Gather all lines with the word "screenshot" in them.
++++++
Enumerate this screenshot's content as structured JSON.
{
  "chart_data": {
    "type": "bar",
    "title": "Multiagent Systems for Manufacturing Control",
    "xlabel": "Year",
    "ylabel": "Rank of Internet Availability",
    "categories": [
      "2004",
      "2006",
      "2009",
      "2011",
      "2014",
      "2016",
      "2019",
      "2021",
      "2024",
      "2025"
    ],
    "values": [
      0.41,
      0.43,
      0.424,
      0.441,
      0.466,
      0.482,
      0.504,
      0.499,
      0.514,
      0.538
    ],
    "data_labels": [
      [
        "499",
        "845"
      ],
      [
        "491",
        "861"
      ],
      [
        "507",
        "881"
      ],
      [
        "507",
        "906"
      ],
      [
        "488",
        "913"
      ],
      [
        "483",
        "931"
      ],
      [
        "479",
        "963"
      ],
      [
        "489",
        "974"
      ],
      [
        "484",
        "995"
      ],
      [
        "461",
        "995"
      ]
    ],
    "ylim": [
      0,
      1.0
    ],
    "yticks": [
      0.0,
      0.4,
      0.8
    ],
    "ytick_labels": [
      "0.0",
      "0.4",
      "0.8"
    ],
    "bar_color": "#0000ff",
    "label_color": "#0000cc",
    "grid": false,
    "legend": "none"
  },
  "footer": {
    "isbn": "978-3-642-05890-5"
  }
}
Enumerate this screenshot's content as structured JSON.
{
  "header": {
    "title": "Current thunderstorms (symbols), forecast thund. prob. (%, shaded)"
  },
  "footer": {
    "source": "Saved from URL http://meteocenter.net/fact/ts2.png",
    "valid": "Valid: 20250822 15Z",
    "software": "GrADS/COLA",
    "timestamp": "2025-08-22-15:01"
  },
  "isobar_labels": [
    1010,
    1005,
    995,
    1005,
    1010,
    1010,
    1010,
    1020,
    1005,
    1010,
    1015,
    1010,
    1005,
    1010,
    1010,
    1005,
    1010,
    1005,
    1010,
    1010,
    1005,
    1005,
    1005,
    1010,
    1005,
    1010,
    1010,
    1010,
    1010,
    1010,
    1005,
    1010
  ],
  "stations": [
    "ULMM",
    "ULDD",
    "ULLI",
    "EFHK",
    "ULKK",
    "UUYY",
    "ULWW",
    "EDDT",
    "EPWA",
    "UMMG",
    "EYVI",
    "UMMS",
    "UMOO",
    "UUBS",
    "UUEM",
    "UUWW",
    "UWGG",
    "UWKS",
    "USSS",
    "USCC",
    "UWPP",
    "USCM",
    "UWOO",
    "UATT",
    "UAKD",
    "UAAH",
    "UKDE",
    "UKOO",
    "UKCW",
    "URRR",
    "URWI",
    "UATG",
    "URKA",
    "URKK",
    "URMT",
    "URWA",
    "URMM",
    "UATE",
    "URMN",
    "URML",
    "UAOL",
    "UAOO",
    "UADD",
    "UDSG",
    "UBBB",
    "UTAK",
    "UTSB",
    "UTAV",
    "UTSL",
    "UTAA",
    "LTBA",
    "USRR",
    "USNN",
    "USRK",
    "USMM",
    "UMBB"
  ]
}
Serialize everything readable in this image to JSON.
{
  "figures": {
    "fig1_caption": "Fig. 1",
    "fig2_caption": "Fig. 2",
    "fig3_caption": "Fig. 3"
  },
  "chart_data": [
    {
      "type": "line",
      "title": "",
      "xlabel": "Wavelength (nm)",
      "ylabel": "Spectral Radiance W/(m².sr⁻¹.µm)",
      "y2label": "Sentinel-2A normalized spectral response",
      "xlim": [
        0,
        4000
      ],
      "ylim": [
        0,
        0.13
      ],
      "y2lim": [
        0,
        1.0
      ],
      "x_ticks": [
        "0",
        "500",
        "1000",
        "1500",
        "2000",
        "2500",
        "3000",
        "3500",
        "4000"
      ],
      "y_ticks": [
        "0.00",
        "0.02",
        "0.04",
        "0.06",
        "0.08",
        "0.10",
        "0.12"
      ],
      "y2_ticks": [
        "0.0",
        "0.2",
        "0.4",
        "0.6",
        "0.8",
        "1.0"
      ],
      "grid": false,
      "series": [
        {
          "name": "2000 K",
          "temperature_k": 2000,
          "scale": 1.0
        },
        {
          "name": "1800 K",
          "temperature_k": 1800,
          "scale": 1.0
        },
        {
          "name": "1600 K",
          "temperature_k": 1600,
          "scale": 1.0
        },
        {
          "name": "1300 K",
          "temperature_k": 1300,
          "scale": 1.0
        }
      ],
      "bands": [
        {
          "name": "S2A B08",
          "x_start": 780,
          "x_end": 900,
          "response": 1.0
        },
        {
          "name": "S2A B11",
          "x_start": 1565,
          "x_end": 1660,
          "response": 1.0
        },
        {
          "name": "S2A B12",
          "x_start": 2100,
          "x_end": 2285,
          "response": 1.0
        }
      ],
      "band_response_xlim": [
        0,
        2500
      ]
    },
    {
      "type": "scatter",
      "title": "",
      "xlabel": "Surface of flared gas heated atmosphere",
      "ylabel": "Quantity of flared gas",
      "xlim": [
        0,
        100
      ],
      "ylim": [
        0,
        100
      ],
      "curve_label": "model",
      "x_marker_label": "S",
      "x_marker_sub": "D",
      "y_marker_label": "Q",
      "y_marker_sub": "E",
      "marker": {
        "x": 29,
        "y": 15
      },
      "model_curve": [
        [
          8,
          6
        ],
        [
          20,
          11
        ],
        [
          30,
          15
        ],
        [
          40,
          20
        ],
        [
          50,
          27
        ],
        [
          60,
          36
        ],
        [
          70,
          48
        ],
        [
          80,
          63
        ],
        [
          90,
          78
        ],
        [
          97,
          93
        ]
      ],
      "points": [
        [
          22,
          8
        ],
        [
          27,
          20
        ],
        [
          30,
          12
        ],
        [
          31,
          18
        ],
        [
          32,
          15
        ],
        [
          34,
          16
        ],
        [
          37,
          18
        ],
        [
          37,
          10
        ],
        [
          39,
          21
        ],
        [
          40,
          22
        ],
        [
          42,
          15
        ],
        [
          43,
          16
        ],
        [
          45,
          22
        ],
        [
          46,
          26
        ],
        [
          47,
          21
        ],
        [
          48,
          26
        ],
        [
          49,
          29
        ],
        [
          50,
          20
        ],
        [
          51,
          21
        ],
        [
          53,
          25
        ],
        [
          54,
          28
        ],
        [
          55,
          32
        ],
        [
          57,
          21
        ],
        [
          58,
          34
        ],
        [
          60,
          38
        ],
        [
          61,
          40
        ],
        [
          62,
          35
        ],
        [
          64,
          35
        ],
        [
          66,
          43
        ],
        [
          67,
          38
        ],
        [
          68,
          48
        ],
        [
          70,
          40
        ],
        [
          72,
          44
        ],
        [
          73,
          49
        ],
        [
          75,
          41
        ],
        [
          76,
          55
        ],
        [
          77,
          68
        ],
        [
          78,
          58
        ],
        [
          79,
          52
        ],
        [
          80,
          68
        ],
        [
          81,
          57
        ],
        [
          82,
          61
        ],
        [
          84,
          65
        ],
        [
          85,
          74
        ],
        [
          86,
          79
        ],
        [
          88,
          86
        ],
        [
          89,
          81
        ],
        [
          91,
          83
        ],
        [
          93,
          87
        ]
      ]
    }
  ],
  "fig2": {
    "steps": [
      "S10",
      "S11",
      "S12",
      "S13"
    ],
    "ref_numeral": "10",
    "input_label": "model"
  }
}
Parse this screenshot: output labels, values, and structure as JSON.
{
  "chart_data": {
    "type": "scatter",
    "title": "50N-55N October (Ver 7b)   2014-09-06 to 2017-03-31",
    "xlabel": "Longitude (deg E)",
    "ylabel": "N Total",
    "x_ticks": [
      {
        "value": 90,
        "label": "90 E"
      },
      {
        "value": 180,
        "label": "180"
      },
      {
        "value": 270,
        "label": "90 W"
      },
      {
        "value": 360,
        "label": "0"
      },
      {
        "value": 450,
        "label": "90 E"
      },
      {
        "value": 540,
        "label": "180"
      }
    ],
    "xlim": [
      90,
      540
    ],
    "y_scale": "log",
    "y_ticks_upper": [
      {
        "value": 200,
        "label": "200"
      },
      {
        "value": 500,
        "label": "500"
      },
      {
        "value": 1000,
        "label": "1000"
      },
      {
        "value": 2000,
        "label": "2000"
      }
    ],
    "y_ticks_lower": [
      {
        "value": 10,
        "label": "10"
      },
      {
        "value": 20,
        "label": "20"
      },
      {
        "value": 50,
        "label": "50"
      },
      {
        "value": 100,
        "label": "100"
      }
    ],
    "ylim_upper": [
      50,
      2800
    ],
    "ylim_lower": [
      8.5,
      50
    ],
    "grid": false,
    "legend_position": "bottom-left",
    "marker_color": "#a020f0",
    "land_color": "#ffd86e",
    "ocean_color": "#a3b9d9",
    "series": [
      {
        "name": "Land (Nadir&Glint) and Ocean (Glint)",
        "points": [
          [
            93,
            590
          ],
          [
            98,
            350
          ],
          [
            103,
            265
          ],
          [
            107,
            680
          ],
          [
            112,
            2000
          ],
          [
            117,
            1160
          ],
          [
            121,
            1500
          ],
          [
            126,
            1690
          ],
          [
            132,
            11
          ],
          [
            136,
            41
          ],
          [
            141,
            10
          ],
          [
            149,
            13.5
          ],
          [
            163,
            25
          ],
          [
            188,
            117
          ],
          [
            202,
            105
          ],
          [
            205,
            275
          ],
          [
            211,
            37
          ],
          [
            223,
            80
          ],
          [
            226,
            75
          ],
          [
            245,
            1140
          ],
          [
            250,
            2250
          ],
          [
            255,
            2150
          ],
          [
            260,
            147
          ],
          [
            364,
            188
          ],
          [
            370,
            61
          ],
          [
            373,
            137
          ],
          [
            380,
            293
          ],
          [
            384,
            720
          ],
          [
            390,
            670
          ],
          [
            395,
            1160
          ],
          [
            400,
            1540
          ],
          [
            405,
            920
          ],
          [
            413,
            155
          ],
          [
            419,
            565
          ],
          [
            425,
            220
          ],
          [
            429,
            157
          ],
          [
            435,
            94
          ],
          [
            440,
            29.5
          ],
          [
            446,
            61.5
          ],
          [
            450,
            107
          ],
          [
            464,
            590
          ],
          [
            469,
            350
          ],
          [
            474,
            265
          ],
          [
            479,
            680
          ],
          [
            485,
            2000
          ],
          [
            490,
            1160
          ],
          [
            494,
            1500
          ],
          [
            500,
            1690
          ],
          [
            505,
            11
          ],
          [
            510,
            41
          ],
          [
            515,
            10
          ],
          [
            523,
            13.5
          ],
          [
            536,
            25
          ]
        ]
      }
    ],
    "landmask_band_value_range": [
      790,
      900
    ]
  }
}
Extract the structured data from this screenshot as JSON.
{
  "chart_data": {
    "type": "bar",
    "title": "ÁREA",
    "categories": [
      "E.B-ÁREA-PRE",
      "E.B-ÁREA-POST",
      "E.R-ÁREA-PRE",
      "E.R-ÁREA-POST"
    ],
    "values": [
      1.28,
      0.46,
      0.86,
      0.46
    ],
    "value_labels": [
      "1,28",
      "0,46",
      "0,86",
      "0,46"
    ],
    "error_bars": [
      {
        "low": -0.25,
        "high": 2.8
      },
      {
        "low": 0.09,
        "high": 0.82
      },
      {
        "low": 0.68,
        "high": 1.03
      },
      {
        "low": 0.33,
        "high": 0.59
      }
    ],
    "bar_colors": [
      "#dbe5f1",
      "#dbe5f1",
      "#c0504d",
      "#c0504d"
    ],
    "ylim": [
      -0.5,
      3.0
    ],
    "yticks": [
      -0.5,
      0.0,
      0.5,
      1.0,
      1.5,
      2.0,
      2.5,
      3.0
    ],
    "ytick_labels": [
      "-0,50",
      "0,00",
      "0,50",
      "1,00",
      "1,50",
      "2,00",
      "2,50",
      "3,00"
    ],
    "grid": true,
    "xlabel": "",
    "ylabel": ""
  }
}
++++++
# CORRECT RESPONSE
Enumerate this screenshot's content as structured JSON.
Enumerate this screenshot's content as structured JSON.
Parse this screenshot: output labels, values, and structure as JSON.
Extract the structured data from this screenshot as JSON.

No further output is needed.